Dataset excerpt
====

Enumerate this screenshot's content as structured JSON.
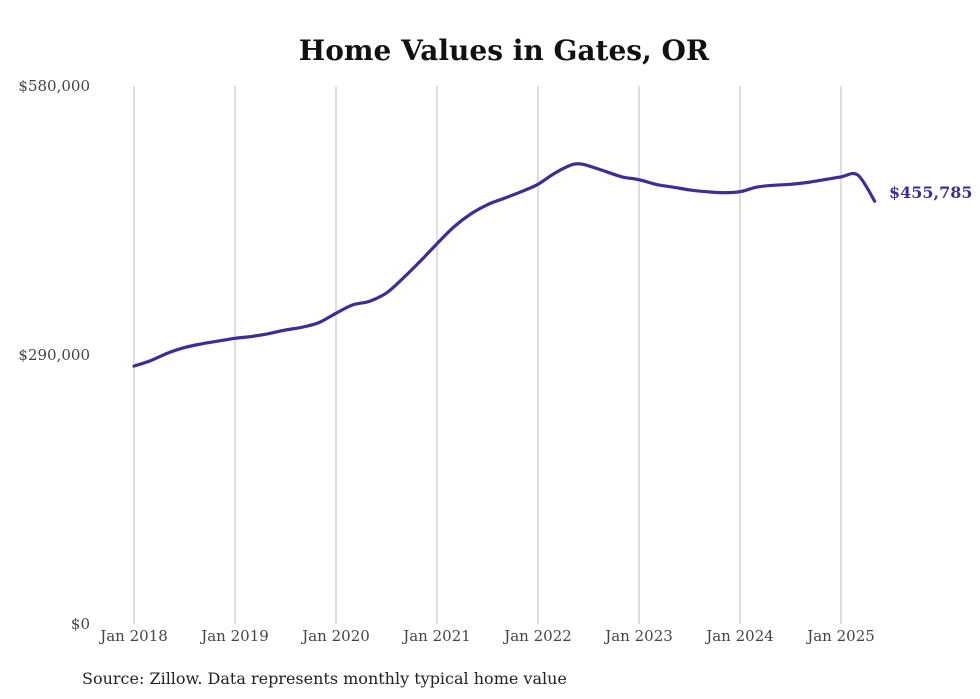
{
  "chart_data": {
    "type": "line",
    "title": "Home Values in Gates, OR",
    "xlabel": "",
    "ylabel": "",
    "ylim": [
      0,
      580000
    ],
    "y_ticks": [
      "$0",
      "$290,000",
      "$580,000"
    ],
    "y_tick_values": [
      0,
      290000,
      580000
    ],
    "x_ticks": [
      "Jan 2018",
      "Jan 2019",
      "Jan 2020",
      "Jan 2021",
      "Jan 2022",
      "Jan 2023",
      "Jan 2024",
      "Jan 2025"
    ],
    "x_tick_values": [
      "2018-01",
      "2019-01",
      "2020-01",
      "2021-01",
      "2022-01",
      "2023-01",
      "2024-01",
      "2025-01"
    ],
    "grid": "vertical",
    "series": [
      {
        "color": "#3b2f96",
        "x": [
          "2018-01",
          "2018-03",
          "2018-05",
          "2018-07",
          "2018-09",
          "2018-11",
          "2019-01",
          "2019-03",
          "2019-05",
          "2019-07",
          "2019-09",
          "2019-11",
          "2020-01",
          "2020-03",
          "2020-05",
          "2020-07",
          "2020-09",
          "2020-11",
          "2021-01",
          "2021-03",
          "2021-05",
          "2021-07",
          "2021-09",
          "2021-11",
          "2022-01",
          "2022-03",
          "2022-05",
          "2022-06",
          "2022-07",
          "2022-09",
          "2022-11",
          "2023-01",
          "2023-03",
          "2023-05",
          "2023-07",
          "2023-09",
          "2023-11",
          "2024-01",
          "2024-03",
          "2024-05",
          "2024-07",
          "2024-09",
          "2024-11",
          "2025-01",
          "2025-03",
          "2025-05"
        ],
        "values": [
          278000,
          284000,
          292000,
          298000,
          302000,
          305000,
          308000,
          310000,
          313000,
          317000,
          320000,
          325000,
          335000,
          344000,
          348000,
          357000,
          373000,
          391000,
          410000,
          428000,
          442000,
          452000,
          459000,
          466000,
          474000,
          486000,
          495000,
          496000,
          494000,
          488000,
          482000,
          479000,
          474000,
          471000,
          468000,
          466000,
          465000,
          466000,
          471000,
          473000,
          474000,
          476000,
          479000,
          482000,
          484000,
          455785
        ]
      }
    ],
    "end_label": "$455,785",
    "source_note": "Source: Zillow. Data represents monthly typical home value"
  }
}
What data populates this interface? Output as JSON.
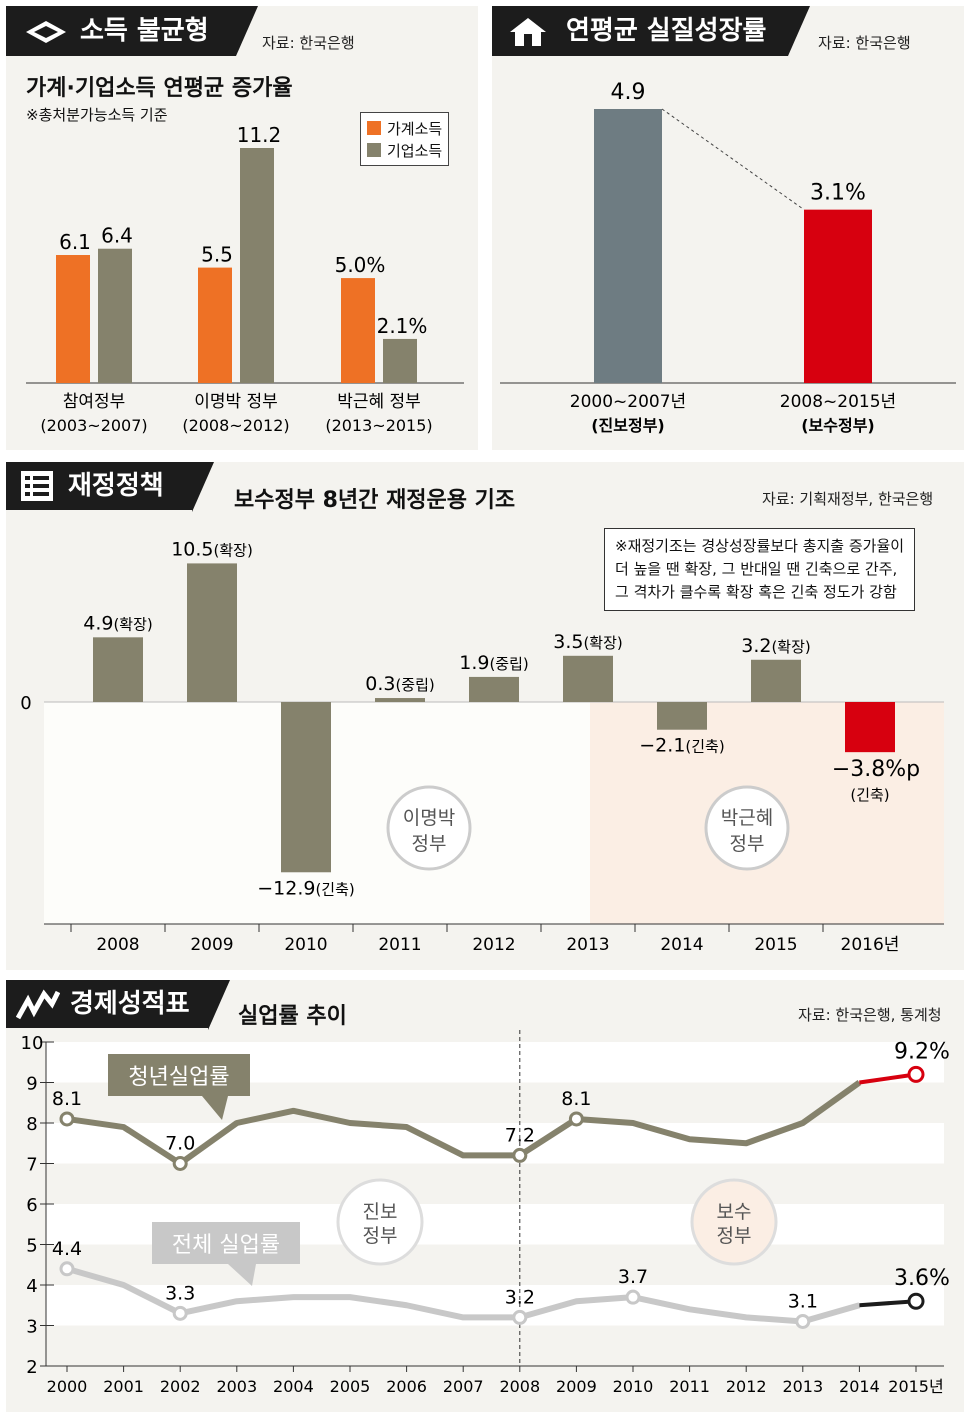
{
  "sections": {
    "income": {
      "title": "소득 불균형",
      "source": "자료: 한국은행",
      "subtitle": "가계·기업소득 연평균 증가율",
      "note": "※총처분가능소득 기준",
      "legend": [
        "가계소득",
        "기업소득"
      ]
    },
    "growth": {
      "title": "연평균 실질성장률",
      "source": "자료: 한국은행"
    },
    "fiscal": {
      "title": "재정정책",
      "subtitle": "보수정부 8년간 재정운용 기조",
      "source": "자료: 기획재정부, 한국은행",
      "note_lines": [
        "※재정기조는 경상성장률보다 총지출 증가율이",
        "더 높을 땐 확장, 그 반대일 땐 긴축으로 간주,",
        "그 격차가 클수록 확장 혹은 긴축 정도가 강함"
      ],
      "region_lee": [
        "이명박",
        "정부"
      ],
      "region_park": [
        "박근혜",
        "정부"
      ]
    },
    "economy": {
      "title": "경제성적표",
      "subtitle": "실업률 추이",
      "source": "자료: 한국은행, 통계청",
      "region_prog": [
        "진보",
        "정부"
      ],
      "region_cons": [
        "보수",
        "정부"
      ]
    }
  },
  "colors": {
    "household": "#ee7125",
    "corporate": "#85826c",
    "progressive": "#6e7c82",
    "conservative": "#d7000f",
    "dark": "#1c1c1c"
  },
  "chart_data": [
    {
      "type": "bar",
      "title": "가계·기업소득 연평균 증가율",
      "categories": [
        [
          "참여정부",
          "(2003~2007)"
        ],
        [
          "이명박 정부",
          "(2008~2012)"
        ],
        [
          "박근혜 정부",
          "(2013~2015)"
        ]
      ],
      "series": [
        {
          "name": "가계소득",
          "values": [
            6.1,
            5.5,
            5.0
          ],
          "labels": [
            "6.1",
            "5.5",
            "5.0%"
          ]
        },
        {
          "name": "기업소득",
          "values": [
            6.4,
            11.2,
            2.1
          ],
          "labels": [
            "6.4",
            "11.2",
            "2.1%"
          ]
        }
      ],
      "ylim": [
        0,
        12.5
      ]
    },
    {
      "type": "bar",
      "title": "연평균 실질성장률",
      "categories": [
        [
          "2000~2007년",
          "(진보정부)"
        ],
        [
          "2008~2015년",
          "(보수정부)"
        ]
      ],
      "values": [
        4.9,
        3.1
      ],
      "labels": [
        "4.9",
        "3.1%"
      ],
      "ylim": [
        0,
        6
      ]
    },
    {
      "type": "bar",
      "title": "보수정부 8년간 재정운용 기조",
      "categories": [
        "2008",
        "2009",
        "2010",
        "2011",
        "2012",
        "2013",
        "2014",
        "2015",
        "2016년"
      ],
      "values": [
        4.9,
        10.5,
        -12.9,
        0.3,
        1.9,
        3.5,
        -2.1,
        3.2,
        -3.8
      ],
      "labels": [
        "4.9",
        "10.5",
        "−12.9",
        "0.3",
        "1.9",
        "3.5",
        "−2.1",
        "3.2",
        "−3.8%p"
      ],
      "tags": [
        "(확장)",
        "(확장)",
        "(긴축)",
        "(중립)",
        "(중립)",
        "(확장)",
        "(긴축)",
        "(확장)",
        "(긴축)"
      ],
      "zero_label": "0"
    },
    {
      "type": "line",
      "title": "실업률 추이",
      "x": [
        "2000",
        "2001",
        "2002",
        "2003",
        "2004",
        "2005",
        "2006",
        "2007",
        "2008",
        "2009",
        "2010",
        "2011",
        "2012",
        "2013",
        "2014",
        "2015년"
      ],
      "ylim": [
        2,
        10
      ],
      "yticks": [
        "2",
        "3",
        "4",
        "5",
        "6",
        "7",
        "8",
        "9",
        "10"
      ],
      "series": [
        {
          "name": "청년실업률",
          "values": [
            8.1,
            7.9,
            7.0,
            8.0,
            8.3,
            8.0,
            7.9,
            7.2,
            7.2,
            8.1,
            8.0,
            7.6,
            7.5,
            8.0,
            9.0,
            9.2
          ],
          "labeled": {
            "0": "8.1",
            "2": "7.0",
            "8": "7.2",
            "9": "8.1",
            "15": "9.2%"
          }
        },
        {
          "name": "전체 실업률",
          "values": [
            4.4,
            4.0,
            3.3,
            3.6,
            3.7,
            3.7,
            3.5,
            3.2,
            3.2,
            3.6,
            3.7,
            3.4,
            3.2,
            3.1,
            3.5,
            3.6
          ],
          "labeled": {
            "0": "4.4",
            "2": "3.3",
            "8": "3.2",
            "10": "3.7",
            "13": "3.1",
            "15": "3.6%"
          }
        }
      ]
    }
  ]
}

====

YOUR INSTRUCTIONS:
Give back every line exactly as it stands, pictures excluded.

PROBLEM SOLUTION:
Enumerate this screenshot's content as structured JSON.
{
  "chart_data": {
    "type": "line",
    "title": "Home Values in Gates, OR",
    "xlabel": "",
    "ylabel": "",
    "ylim": [
      0,
      580000
    ],
    "y_ticks": [
      "$0",
      "$290,000",
      "$580,000"
    ],
    "y_tick_values": [
      0,
      290000,
      580000
    ],
    "x_ticks": [
      "Jan 2018",
      "Jan 2019",
      "Jan 2020",
      "Jan 2021",
      "Jan 2022",
      "Jan 2023",
      "Jan 2024",
      "Jan 2025"
    ],
    "x_tick_values": [
      "2018-01",
      "2019-01",
      "2020-01",
      "2021-01",
      "2022-01",
      "2023-01",
      "2024-01",
      "2025-01"
    ],
    "grid": "vertical",
    "series": [
      {
        "color": "#3b2f96",
        "x": [
          "2018-01",
          "2018-03",
          "2018-05",
          "2018-07",
          "2018-09",
          "2018-11",
          "2019-01",
          "2019-03",
          "2019-05",
          "2019-07",
          "2019-09",
          "2019-11",
          "2020-01",
          "2020-03",
          "2020-05",
          "2020-07",
          "2020-09",
          "2020-11",
          "2021-01",
          "2021-03",
          "2021-05",
          "2021-07",
          "2021-09",
          "2021-11",
          "2022-01",
          "2022-03",
          "2022-05",
          "2022-06",
          "2022-07",
          "2022-09",
          "2022-11",
          "2023-01",
          "2023-03",
          "2023-05",
          "2023-07",
          "2023-09",
          "2023-11",
          "2024-01",
          "2024-03",
          "2024-05",
          "2024-07",
          "2024-09",
          "2024-11",
          "2025-01",
          "2025-03",
          "2025-05"
        ],
        "values": [
          278000,
          284000,
          292000,
          298000,
          302000,
          305000,
          308000,
          310000,
          313000,
          317000,
          320000,
          325000,
          335000,
          344000,
          348000,
          357000,
          373000,
          391000,
          410000,
          428000,
          442000,
          452000,
          459000,
          466000,
          474000,
          486000,
          495000,
          496000,
          494000,
          488000,
          482000,
          479000,
          474000,
          471000,
          468000,
          466000,
          465000,
          466000,
          471000,
          473000,
          474000,
          476000,
          479000,
          482000,
          484000,
          455785
        ]
      }
    ],
    "end_label": "$455,785",
    "source_note": "Source: Zillow. Data represents monthly typical home value"
  }
}
What data populates this interface? Output as JSON.
{
  "sections": {
    "income": {
      "title": "소득 불균형",
      "source": "자료: 한국은행",
      "subtitle": "가계·기업소득 연평균 증가율",
      "note": "※총처분가능소득 기준",
      "legend": [
        "가계소득",
        "기업소득"
      ]
    },
    "growth": {
      "title": "연평균 실질성장률",
      "source": "자료: 한국은행"
    },
    "fiscal": {
      "title": "재정정책",
      "subtitle": "보수정부 8년간 재정운용 기조",
      "source": "자료: 기획재정부, 한국은행",
      "note_lines": [
        "※재정기조는 경상성장률보다 총지출 증가율이",
        "더 높을 땐 확장, 그 반대일 땐 긴축으로 간주,",
        "그 격차가 클수록 확장 혹은 긴축 정도가 강함"
      ],
      "region_lee": [
        "이명박",
        "정부"
      ],
      "region_park": [
        "박근혜",
        "정부"
      ]
    },
    "economy": {
      "title": "경제성적표",
      "subtitle": "실업률 추이",
      "source": "자료: 한국은행, 통계청",
      "region_prog": [
        "진보",
        "정부"
      ],
      "region_cons": [
        "보수",
        "정부"
      ]
    }
  },
  "colors": {
    "household": "#ee7125",
    "corporate": "#85826c",
    "progressive": "#6e7c82",
    "conservative": "#d7000f",
    "dark": "#1c1c1c"
  },
  "chart_data": [
    {
      "type": "bar",
      "title": "가계·기업소득 연평균 증가율",
      "categories": [
        [
          "참여정부",
          "(2003~2007)"
        ],
        [
          "이명박 정부",
          "(2008~2012)"
        ],
        [
          "박근혜 정부",
          "(2013~2015)"
        ]
      ],
      "series": [
        {
          "name": "가계소득",
          "values": [
            6.1,
            5.5,
            5.0
          ],
          "labels": [
            "6.1",
            "5.5",
            "5.0%"
          ]
        },
        {
          "name": "기업소득",
          "values": [
            6.4,
            11.2,
            2.1
          ],
          "labels": [
            "6.4",
            "11.2",
            "2.1%"
          ]
        }
      ],
      "ylim": [
        0,
        12.5
      ]
    },
    {
      "type": "bar",
      "title": "연평균 실질성장률",
      "categories": [
        [
          "2000~2007년",
          "(진보정부)"
        ],
        [
          "2008~2015년",
          "(보수정부)"
        ]
      ],
      "values": [
        4.9,
        3.1
      ],
      "labels": [
        "4.9",
        "3.1%"
      ],
      "ylim": [
        0,
        6
      ]
    },
    {
      "type": "bar",
      "title": "보수정부 8년간 재정운용 기조",
      "categories": [
        "2008",
        "2009",
        "2010",
        "2011",
        "2012",
        "2013",
        "2014",
        "2015",
        "2016년"
      ],
      "values": [
        4.9,
        10.5,
        -12.9,
        0.3,
        1.9,
        3.5,
        -2.1,
        3.2,
        -3.8
      ],
      "labels": [
        "4.9",
        "10.5",
        "−12.9",
        "0.3",
        "1.9",
        "3.5",
        "−2.1",
        "3.2",
        "−3.8%p"
      ],
      "tags": [
        "(확장)",
        "(확장)",
        "(긴축)",
        "(중립)",
        "(중립)",
        "(확장)",
        "(긴축)",
        "(확장)",
        "(긴축)"
      ],
      "zero_label": "0"
    },
    {
      "type": "line",
      "title": "실업률 추이",
      "x": [
        "2000",
        "2001",
        "2002",
        "2003",
        "2004",
        "2005",
        "2006",
        "2007",
        "2008",
        "2009",
        "2010",
        "2011",
        "2012",
        "2013",
        "2014",
        "2015년"
      ],
      "ylim": [
        2,
        10
      ],
      "yticks": [
        "2",
        "3",
        "4",
        "5",
        "6",
        "7",
        "8",
        "9",
        "10"
      ],
      "series": [
        {
          "name": "청년실업률",
          "values": [
            8.1,
            7.9,
            7.0,
            8.0,
            8.3,
            8.0,
            7.9,
            7.2,
            7.2,
            8.1,
            8.0,
            7.6,
            7.5,
            8.0,
            9.0,
            9.2
          ],
          "labeled": {
            "0": "8.1",
            "2": "7.0",
            "8": "7.2",
            "9": "8.1",
            "15": "9.2%"
          }
        },
        {
          "name": "전체 실업률",
          "values": [
            4.4,
            4.0,
            3.3,
            3.6,
            3.7,
            3.7,
            3.5,
            3.2,
            3.2,
            3.6,
            3.7,
            3.4,
            3.2,
            3.1,
            3.5,
            3.6
          ],
          "labeled": {
            "0": "4.4",
            "2": "3.3",
            "8": "3.2",
            "10": "3.7",
            "13": "3.1",
            "15": "3.6%"
          }
        }
      ]
    }
  ]
}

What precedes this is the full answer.